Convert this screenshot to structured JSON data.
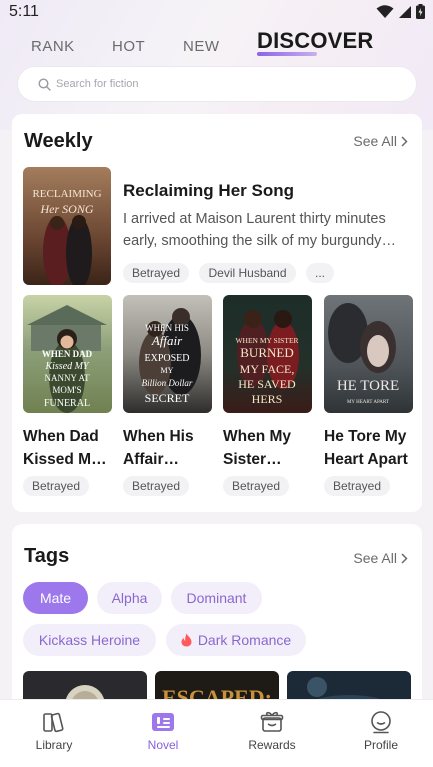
{
  "status_bar": {
    "time": "5:11"
  },
  "top_tabs": [
    "RANK",
    "HOT",
    "NEW"
  ],
  "active_tab": "DISCOVER",
  "search": {
    "placeholder": "Search for fiction"
  },
  "weekly": {
    "title": "Weekly",
    "see_all": "See All",
    "featured": {
      "cover_text": [
        "RECLAIMING",
        "Her SONG"
      ],
      "title": "Reclaiming Her Song",
      "description": "I arrived at Maison Laurent thirty minutes early, smoothing the silk of my burgundy dress...",
      "tags": [
        "Betrayed",
        "Devil Husband",
        "..."
      ]
    },
    "books": [
      {
        "cover_text": [
          "WHEN DAD",
          "Kissed MY",
          "NANNY AT",
          "MOM'S",
          "FUNERAL"
        ],
        "title": "When Dad Kissed My Nanny at Mom's Funeral",
        "tag": "Betrayed"
      },
      {
        "cover_text": [
          "WHEN HIS",
          "Affair",
          "EXPOSED",
          "MY",
          "Billion Dollar",
          "SECRET"
        ],
        "title": "When His Affair Exposed My Billion Dollar Secret",
        "tag": "Betrayed"
      },
      {
        "cover_text": [
          "WHEN MY SISTER",
          "BURNED",
          "MY FACE,",
          "HE SAVED",
          "HERS"
        ],
        "title": "When My Sister Burned My Face, He Saved Hers",
        "tag": "Betrayed"
      },
      {
        "cover_text": [
          "HE TORE",
          "MY HEART APART"
        ],
        "title": "He Tore My Heart Apart",
        "tag": "Betrayed"
      }
    ]
  },
  "tags_section": {
    "title": "Tags",
    "see_all": "See All",
    "tags": [
      "Mate",
      "Alpha",
      "Dominant",
      "Kickass Heroine",
      "Dark Romance"
    ],
    "active_tag": "Mate",
    "thumb_text": "ESCAPED:"
  },
  "bottom_nav": [
    {
      "label": "Library",
      "icon": "library-icon"
    },
    {
      "label": "Novel",
      "icon": "novel-icon"
    },
    {
      "label": "Rewards",
      "icon": "rewards-icon"
    },
    {
      "label": "Profile",
      "icon": "profile-icon"
    }
  ],
  "active_nav": "Novel",
  "colors": {
    "accent": "#9c78ec",
    "accent_text": "#8a5fe0",
    "chip_bg": "#f2f1f4",
    "tag_bg": "#f3effa"
  }
}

================================

SET EXERCISE
Write the entries above out again exactly, but not the pictures.

TASK RESPONSE
Convert this screenshot to structured JSON data.
{
  "status_bar": {
    "time": "5:11"
  },
  "top_tabs": [
    "RANK",
    "HOT",
    "NEW"
  ],
  "active_tab": "DISCOVER",
  "search": {
    "placeholder": "Search for fiction"
  },
  "weekly": {
    "title": "Weekly",
    "see_all": "See All",
    "featured": {
      "cover_text": [
        "RECLAIMING",
        "Her SONG"
      ],
      "title": "Reclaiming Her Song",
      "description": "I arrived at Maison Laurent thirty minutes early, smoothing the silk of my burgundy dress...",
      "tags": [
        "Betrayed",
        "Devil Husband",
        "..."
      ]
    },
    "books": [
      {
        "cover_text": [
          "WHEN DAD",
          "Kissed MY",
          "NANNY AT",
          "MOM'S",
          "FUNERAL"
        ],
        "title": "When Dad Kissed My Nanny at Mom's Funeral",
        "tag": "Betrayed"
      },
      {
        "cover_text": [
          "WHEN HIS",
          "Affair",
          "EXPOSED",
          "MY",
          "Billion Dollar",
          "SECRET"
        ],
        "title": "When His Affair Exposed My Billion Dollar Secret",
        "tag": "Betrayed"
      },
      {
        "cover_text": [
          "WHEN MY SISTER",
          "BURNED",
          "MY FACE,",
          "HE SAVED",
          "HERS"
        ],
        "title": "When My Sister Burned My Face, He Saved Hers",
        "tag": "Betrayed"
      },
      {
        "cover_text": [
          "HE TORE",
          "MY HEART APART"
        ],
        "title": "He Tore My Heart Apart",
        "tag": "Betrayed"
      }
    ]
  },
  "tags_section": {
    "title": "Tags",
    "see_all": "See All",
    "tags": [
      "Mate",
      "Alpha",
      "Dominant",
      "Kickass Heroine",
      "Dark Romance"
    ],
    "active_tag": "Mate",
    "thumb_text": "ESCAPED:"
  },
  "bottom_nav": [
    {
      "label": "Library",
      "icon": "library-icon"
    },
    {
      "label": "Novel",
      "icon": "novel-icon"
    },
    {
      "label": "Rewards",
      "icon": "rewards-icon"
    },
    {
      "label": "Profile",
      "icon": "profile-icon"
    }
  ],
  "active_nav": "Novel",
  "colors": {
    "accent": "#9c78ec",
    "accent_text": "#8a5fe0",
    "chip_bg": "#f2f1f4",
    "tag_bg": "#f3effa"
  }
}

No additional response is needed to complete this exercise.